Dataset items
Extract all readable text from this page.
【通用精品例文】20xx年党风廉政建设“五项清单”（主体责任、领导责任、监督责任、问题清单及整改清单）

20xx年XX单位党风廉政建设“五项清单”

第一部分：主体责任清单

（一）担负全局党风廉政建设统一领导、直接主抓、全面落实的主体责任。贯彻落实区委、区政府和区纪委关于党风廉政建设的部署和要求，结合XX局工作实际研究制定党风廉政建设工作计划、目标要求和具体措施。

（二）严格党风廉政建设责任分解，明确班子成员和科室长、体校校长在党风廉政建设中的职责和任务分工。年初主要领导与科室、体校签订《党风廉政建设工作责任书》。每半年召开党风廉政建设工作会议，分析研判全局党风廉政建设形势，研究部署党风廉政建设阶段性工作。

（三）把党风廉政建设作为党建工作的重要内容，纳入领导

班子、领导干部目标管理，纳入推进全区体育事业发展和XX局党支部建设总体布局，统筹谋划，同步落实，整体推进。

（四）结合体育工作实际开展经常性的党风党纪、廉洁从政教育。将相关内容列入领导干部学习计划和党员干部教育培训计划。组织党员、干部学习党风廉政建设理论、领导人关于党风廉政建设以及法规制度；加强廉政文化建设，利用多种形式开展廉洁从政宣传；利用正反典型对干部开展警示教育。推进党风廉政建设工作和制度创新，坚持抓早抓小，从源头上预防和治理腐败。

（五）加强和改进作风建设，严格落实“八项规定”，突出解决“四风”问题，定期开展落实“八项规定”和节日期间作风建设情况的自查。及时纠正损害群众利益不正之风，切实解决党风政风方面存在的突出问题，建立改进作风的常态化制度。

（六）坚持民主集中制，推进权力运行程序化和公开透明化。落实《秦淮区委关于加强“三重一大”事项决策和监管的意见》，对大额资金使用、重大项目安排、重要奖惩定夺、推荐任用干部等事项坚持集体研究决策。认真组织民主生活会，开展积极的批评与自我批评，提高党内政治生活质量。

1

## The request:
Please set down each line of the records exactly as given.

## Full output:
Extract all readable text from this page.
【通用精品例文】20xx年党风廉政建设“五项清单”（主体责任、领导责任、监督责任、问题清单及整改清单）

20xx年XX单位党风廉政建设“五项清单”

第一部分：主体责任清单

（一）担负全局党风廉政建设统一领导、直接主抓、全面落实的主体责任。贯彻落实区委、区政府和区纪委关于党风廉政建设的部署和要求，结合XX局工作实际研究制定党风廉政建设工作计划、目标要求和具体措施。

（二）严格党风廉政建设责任分解，明确班子成员和科室长、体校校长在党风廉政建设中的职责和任务分工。年初主要领导与科室、体校签订《党风廉政建设工作责任书》。每半年召开党风廉政建设工作会议，分析研判全局党风廉政建设形势，研究部署党风廉政建设阶段性工作。

（三）把党风廉政建设作为党建工作的重要内容，纳入领导

班子、领导干部目标管理，纳入推进全区体育事业发展和XX局党支部建设总体布局，统筹谋划，同步落实，整体推进。

（四）结合体育工作实际开展经常性的党风党纪、廉洁从政教育。将相关内容列入领导干部学习计划和党员干部教育培训计划。组织党员、干部学习党风廉政建设理论、领导人关于党风廉政建设以及法规制度；加强廉政文化建设，利用多种形式开展廉洁从政宣传；利用正反典型对干部开展警示教育。推进党风廉政建设工作和制度创新，坚持抓早抓小，从源头上预防和治理腐败。

（五）加强和改进作风建设，严格落实“八项规定”，突出解决“四风”问题，定期开展落实“八项规定”和节日期间作风建设情况的自查。及时纠正损害群众利益不正之风，切实解决党风政风方面存在的突出问题，建立改进作风的常态化制度。

（六）坚持民主集中制，推进权力运行程序化和公开透明化。落实《秦淮区委关于加强“三重一大”事项决策和监管的意见》，对大额资金使用、重大项目安排、重要奖惩定夺、推荐任用干部等事项坚持集体研究决策。认真组织民主生活会，开展积极的批评与自我批评，提高党内政治生活质量。

1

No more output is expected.